- **Dataset records**:
------------------------------------------------

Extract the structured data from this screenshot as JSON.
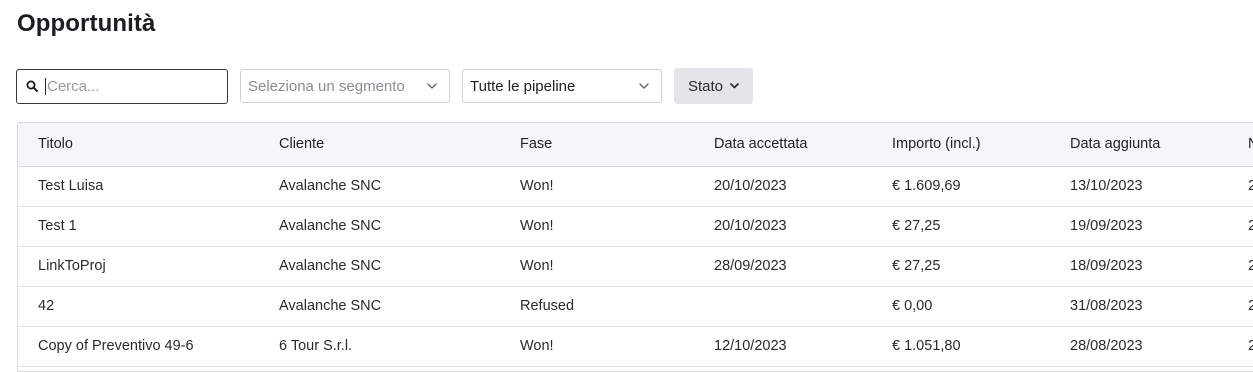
{
  "page": {
    "title": "Opportunità"
  },
  "toolbar": {
    "search_placeholder": "Cerca...",
    "segment_placeholder": "Seleziona un segmento",
    "pipeline_value": "Tutte le pipeline",
    "stato_label": "Stato"
  },
  "icons": {
    "search": "search-icon",
    "chevron": "chevron-down-icon"
  },
  "table": {
    "columns": [
      "Titolo",
      "Cliente",
      "Fase",
      "Data accettata",
      "Importo (incl.)",
      "Data aggiunta",
      "N"
    ],
    "rows": [
      [
        "Test Luisa",
        "Avalanche SNC",
        "Won!",
        "20/10/2023",
        "€ 1.609,69",
        "13/10/2023",
        "2"
      ],
      [
        "Test 1",
        "Avalanche SNC",
        "Won!",
        "20/10/2023",
        "€ 27,25",
        "19/09/2023",
        "2"
      ],
      [
        "LinkToProj",
        "Avalanche SNC",
        "Won!",
        "28/09/2023",
        "€ 27,25",
        "18/09/2023",
        "2"
      ],
      [
        "42",
        "Avalanche SNC",
        "Refused",
        "",
        "€ 0,00",
        "31/08/2023",
        "2"
      ],
      [
        "Copy of Preventivo 49-6",
        "6 Tour S.r.l.",
        "Won!",
        "12/10/2023",
        "€ 1.051,80",
        "28/08/2023",
        "2"
      ]
    ]
  }
}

------------------------------------------------

- **Task prompt**: Transcribe all the data word for word; the images stay out.

- **Solution to this task**:
Extract the structured data from this screenshot as JSON.
{
  "page": {
    "title": "Opportunità"
  },
  "toolbar": {
    "search_placeholder": "Cerca...",
    "segment_placeholder": "Seleziona un segmento",
    "pipeline_value": "Tutte le pipeline",
    "stato_label": "Stato"
  },
  "icons": {
    "search": "search-icon",
    "chevron": "chevron-down-icon"
  },
  "table": {
    "columns": [
      "Titolo",
      "Cliente",
      "Fase",
      "Data accettata",
      "Importo (incl.)",
      "Data aggiunta",
      "N"
    ],
    "rows": [
      [
        "Test Luisa",
        "Avalanche SNC",
        "Won!",
        "20/10/2023",
        "€ 1.609,69",
        "13/10/2023",
        "2"
      ],
      [
        "Test 1",
        "Avalanche SNC",
        "Won!",
        "20/10/2023",
        "€ 27,25",
        "19/09/2023",
        "2"
      ],
      [
        "LinkToProj",
        "Avalanche SNC",
        "Won!",
        "28/09/2023",
        "€ 27,25",
        "18/09/2023",
        "2"
      ],
      [
        "42",
        "Avalanche SNC",
        "Refused",
        "",
        "€ 0,00",
        "31/08/2023",
        "2"
      ],
      [
        "Copy of Preventivo 49-6",
        "6 Tour S.r.l.",
        "Won!",
        "12/10/2023",
        "€ 1.051,80",
        "28/08/2023",
        "2"
      ]
    ]
  }
}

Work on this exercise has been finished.